» **Given instruction**
Copy each line below in which the string "value" occurs.

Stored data
+===+

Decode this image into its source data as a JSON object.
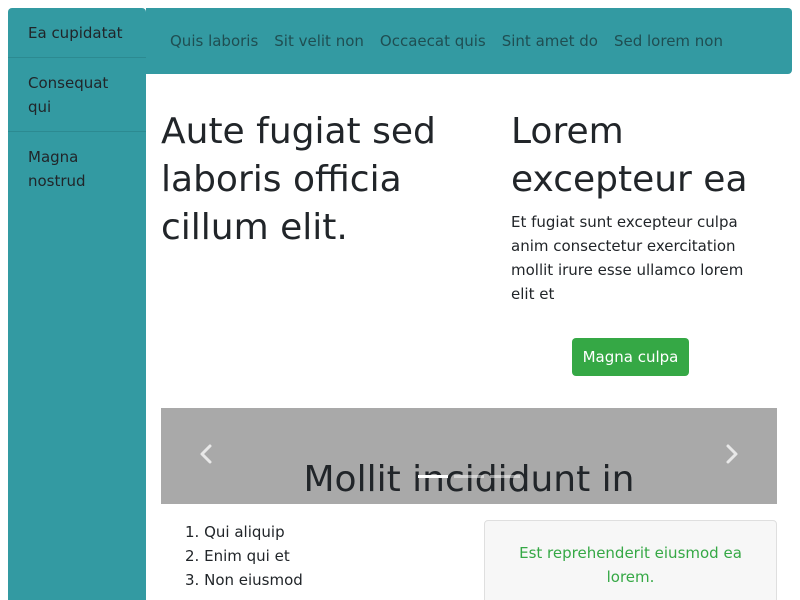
{
  "sidebar": {
    "items": [
      {
        "label": "Ea cupidatat"
      },
      {
        "label": "Consequat qui"
      },
      {
        "label": "Magna nostrud"
      }
    ]
  },
  "topnav": {
    "links": [
      {
        "label": "Quis laboris"
      },
      {
        "label": "Sit velit non"
      },
      {
        "label": "Occaecat quis"
      },
      {
        "label": "Sint amet do"
      },
      {
        "label": "Sed lorem non"
      }
    ]
  },
  "main": {
    "left_heading": "Aute fugiat sed laboris officia cillum elit.",
    "right_heading": "Lorem excepteur ea",
    "right_text": "Et fugiat sunt excepteur culpa anim consectetur exercitation mollit irure esse ullamco lorem elit et",
    "cta_label": "Magna culpa"
  },
  "carousel": {
    "caption": "Mollit incididunt in",
    "indicator_count": 3,
    "active_index": 0,
    "prev_icon": "chevron-left-icon",
    "next_icon": "chevron-right-icon"
  },
  "list": {
    "items": [
      {
        "label": "Qui aliquip"
      },
      {
        "label": "Enim qui et"
      },
      {
        "label": "Non eiusmod"
      }
    ]
  },
  "card": {
    "text": "Est reprehenderit eiusmod ea lorem."
  },
  "colors": {
    "teal": "#339aa2",
    "green": "#35a845",
    "carousel_bg": "#a9a9a9"
  }
}
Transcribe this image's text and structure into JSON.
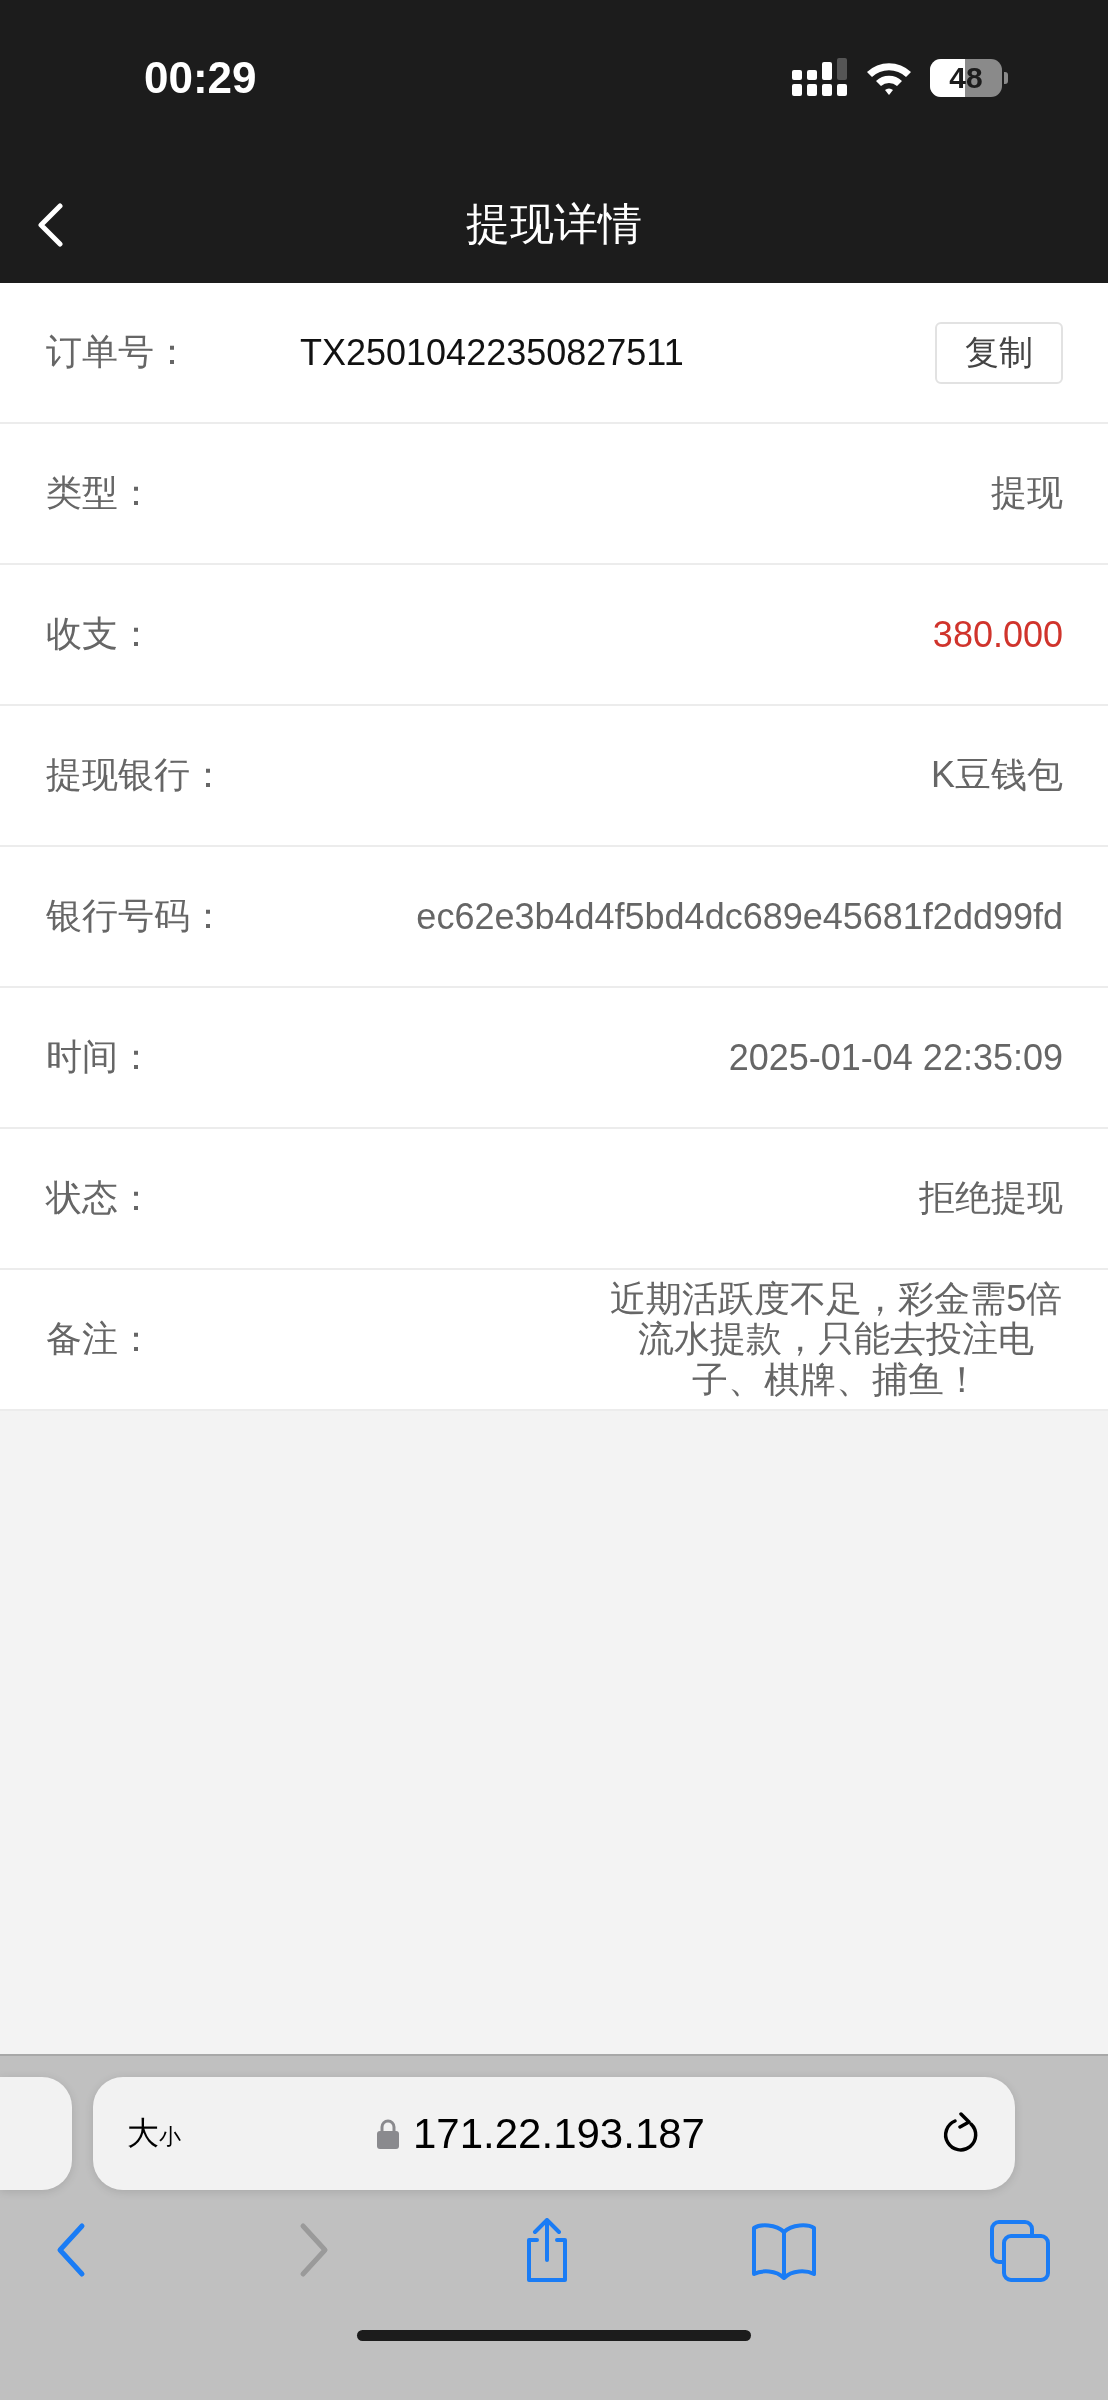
{
  "status_bar": {
    "time": "00:29",
    "battery": "48"
  },
  "nav": {
    "title": "提现详情"
  },
  "details": [
    {
      "kind": "copy",
      "label": "订单号：",
      "value": "TX25010422350827511",
      "button": "复制"
    },
    {
      "kind": "plain",
      "label": "类型：",
      "value": "提现"
    },
    {
      "kind": "amount",
      "label": "收支：",
      "value": "380.000"
    },
    {
      "kind": "plain",
      "label": "提现银行：",
      "value": "K豆钱包"
    },
    {
      "kind": "plain",
      "label": "银行号码：",
      "value": "ec62e3b4d4f5bd4dc689e45681f2dd99fd"
    },
    {
      "kind": "plain",
      "label": "时间：",
      "value": "2025-01-04 22:35:09"
    },
    {
      "kind": "plain",
      "label": "状态：",
      "value": "拒绝提现"
    },
    {
      "kind": "note",
      "label": "备注：",
      "value": "近期活跃度不足，彩金需5倍流水提款，只能去投注电子、棋牌、捕鱼！"
    }
  ],
  "browser": {
    "text_size_large": "大",
    "text_size_small": "小",
    "address": "171.22.193.187",
    "toolbar": [
      {
        "kind": "back",
        "disabled": false
      },
      {
        "kind": "forward",
        "disabled": true
      },
      {
        "kind": "share",
        "disabled": false
      },
      {
        "kind": "bookmarks",
        "disabled": false
      },
      {
        "kind": "tabs",
        "disabled": false
      }
    ]
  }
}
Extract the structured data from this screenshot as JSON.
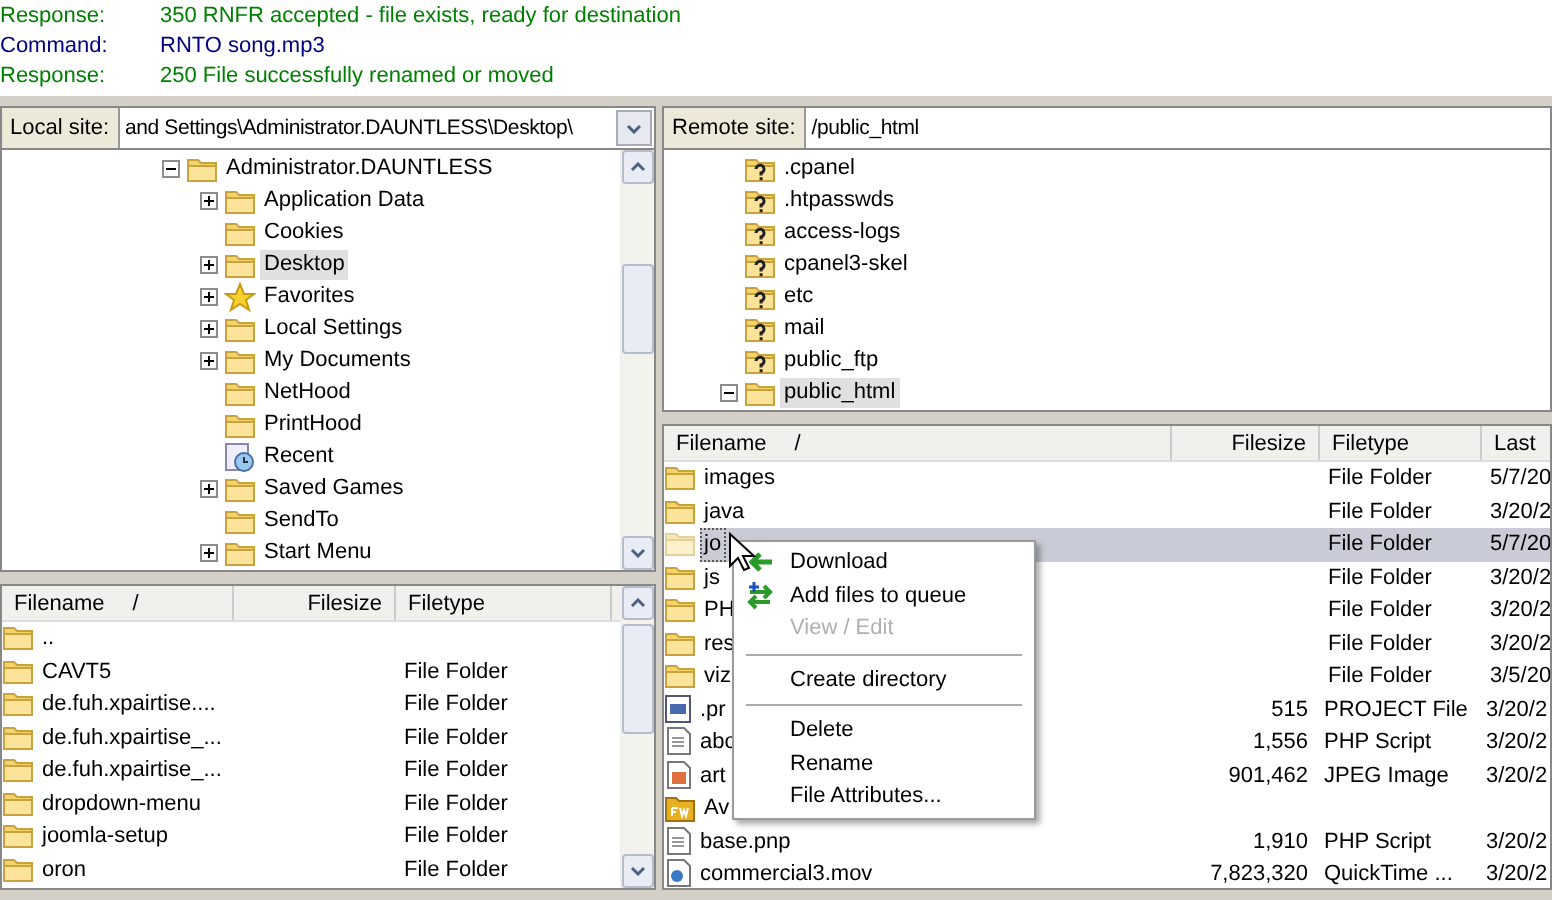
{
  "log": [
    {
      "kind": "response",
      "label": "Response:",
      "text": "350 RNFR accepted - file exists, ready for destination"
    },
    {
      "kind": "command",
      "label": "Command:",
      "text": "RNTO song.mp3"
    },
    {
      "kind": "response",
      "label": "Response:",
      "text": "250 File successfully renamed or moved"
    }
  ],
  "local_site": {
    "label": "Local site:",
    "path": "and Settings\\Administrator.DAUNTLESS\\Desktop\\"
  },
  "local_tree": [
    {
      "label": "Administrator.DAUNTLESS",
      "kind": "folder",
      "expandable": true,
      "expanded": true,
      "selected": false,
      "children": [
        {
          "label": "Application Data",
          "kind": "folder",
          "expandable": true,
          "expanded": false,
          "selected": false
        },
        {
          "label": "Cookies",
          "kind": "folder",
          "expandable": false,
          "selected": false
        },
        {
          "label": "Desktop",
          "kind": "folder",
          "expandable": true,
          "expanded": false,
          "selected": true
        },
        {
          "label": "Favorites",
          "kind": "star",
          "expandable": true,
          "expanded": false,
          "selected": false
        },
        {
          "label": "Local Settings",
          "kind": "folder",
          "expandable": true,
          "expanded": false,
          "selected": false
        },
        {
          "label": "My Documents",
          "kind": "folder",
          "expandable": true,
          "expanded": false,
          "selected": false
        },
        {
          "label": "NetHood",
          "kind": "folder",
          "expandable": false,
          "selected": false
        },
        {
          "label": "PrintHood",
          "kind": "folder",
          "expandable": false,
          "selected": false
        },
        {
          "label": "Recent",
          "kind": "recent",
          "expandable": false,
          "selected": false
        },
        {
          "label": "Saved Games",
          "kind": "folder",
          "expandable": true,
          "expanded": false,
          "selected": false
        },
        {
          "label": "SendTo",
          "kind": "folder",
          "expandable": false,
          "selected": false
        },
        {
          "label": "Start Menu",
          "kind": "folder",
          "expandable": true,
          "expanded": false,
          "selected": false
        }
      ]
    }
  ],
  "local_files": {
    "columns": [
      "Filename",
      "Filesize",
      "Filetype"
    ],
    "sort_mark": "/",
    "rows": [
      {
        "name": "..",
        "kind": "folder"
      },
      {
        "name": "CAVT5",
        "kind": "folder",
        "type": "File Folder"
      },
      {
        "name": "de.fuh.xpairtise....",
        "kind": "folder",
        "type": "File Folder"
      },
      {
        "name": "de.fuh.xpairtise_...",
        "kind": "folder",
        "type": "File Folder"
      },
      {
        "name": "de.fuh.xpairtise_...",
        "kind": "folder",
        "type": "File Folder"
      },
      {
        "name": "dropdown-menu",
        "kind": "folder",
        "type": "File Folder"
      },
      {
        "name": "joomla-setup",
        "kind": "folder",
        "type": "File Folder"
      },
      {
        "name": "oron",
        "kind": "folder",
        "type": "File Folder"
      }
    ]
  },
  "remote_site": {
    "label": "Remote site:",
    "path": "/public_html"
  },
  "remote_tree": [
    {
      "label": ".cpanel",
      "kind": "unknown",
      "expandable": false,
      "selected": false
    },
    {
      "label": ".htpasswds",
      "kind": "unknown",
      "expandable": false,
      "selected": false
    },
    {
      "label": "access-logs",
      "kind": "unknown",
      "expandable": false,
      "selected": false
    },
    {
      "label": "cpanel3-skel",
      "kind": "unknown",
      "expandable": false,
      "selected": false
    },
    {
      "label": "etc",
      "kind": "unknown",
      "expandable": false,
      "selected": false
    },
    {
      "label": "mail",
      "kind": "unknown",
      "expandable": false,
      "selected": false
    },
    {
      "label": "public_ftp",
      "kind": "unknown",
      "expandable": false,
      "selected": false
    },
    {
      "label": "public_html",
      "kind": "folder",
      "expandable": true,
      "expanded": true,
      "selected": true
    }
  ],
  "remote_files": {
    "columns": [
      "Filename",
      "Filesize",
      "Filetype",
      "Last"
    ],
    "sort_mark": "/",
    "rows": [
      {
        "name": "images",
        "kind": "folder",
        "type": "File Folder",
        "date": "5/7/20",
        "selected": false
      },
      {
        "name": "java",
        "kind": "folder",
        "type": "File Folder",
        "date": "3/20/2",
        "selected": false
      },
      {
        "name": "jo",
        "kind": "folder",
        "type": "File Folder",
        "date": "5/7/20",
        "selected": true
      },
      {
        "name": "js",
        "kind": "folder",
        "type": "File Folder",
        "date": "3/20/2",
        "selected": false
      },
      {
        "name": "PH",
        "kind": "folder",
        "type": "File Folder",
        "date": "3/20/2",
        "selected": false
      },
      {
        "name": "res",
        "kind": "folder",
        "type": "File Folder",
        "date": "3/20/2",
        "selected": false
      },
      {
        "name": "viz",
        "kind": "folder",
        "type": "File Folder",
        "date": "3/5/20",
        "selected": false
      },
      {
        "name": ".pr",
        "kind": "project",
        "size": "515",
        "type": "PROJECT File",
        "date": "3/20/2",
        "selected": false
      },
      {
        "name": "abo",
        "kind": "script",
        "size": "1,556",
        "type": "PHP Script",
        "date": "3/20/2",
        "selected": false
      },
      {
        "name": "art",
        "kind": "image",
        "size": "901,462",
        "type": "JPEG Image",
        "date": "3/20/2",
        "selected": false
      },
      {
        "name": "Av",
        "kind": "fireworks",
        "selected": false
      },
      {
        "name": "base.pnp",
        "kind": "script",
        "size": "1,910",
        "type": "PHP Script",
        "date": "3/20/2",
        "selected": false
      },
      {
        "name": "commercial3.mov",
        "kind": "movie",
        "size": "7,823,320",
        "type": "QuickTime ...",
        "date": "3/20/2",
        "selected": false
      }
    ]
  },
  "context_menu": [
    {
      "kind": "download",
      "label": "Download",
      "disabled": false
    },
    {
      "kind": "queue",
      "label": "Add files to queue",
      "disabled": false
    },
    {
      "kind": "plain",
      "label": "View / Edit",
      "disabled": true
    },
    {
      "kind": "separator"
    },
    {
      "kind": "plain",
      "label": "Create directory",
      "disabled": false
    },
    {
      "kind": "separator"
    },
    {
      "kind": "plain",
      "label": "Delete",
      "disabled": false
    },
    {
      "kind": "plain",
      "label": "Rename",
      "disabled": false
    },
    {
      "kind": "plain",
      "label": "File Attributes...",
      "disabled": false
    }
  ]
}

+===+

» **Worked solution**
      "value": "TX25010422350827511",
      "value": "提现"
      "value": "380.000"
      "value": "K豆钱包"
      "value": "ec62e3b4d4f5bd4dc689e45681f2dd99fd"
      "value": "2025-01-04 22:35:09"
      "value": "拒绝提现"
      "value": "近期活跃度不足，彩金需5倍流水提款，只能去投注电子、棋牌、捕鱼！"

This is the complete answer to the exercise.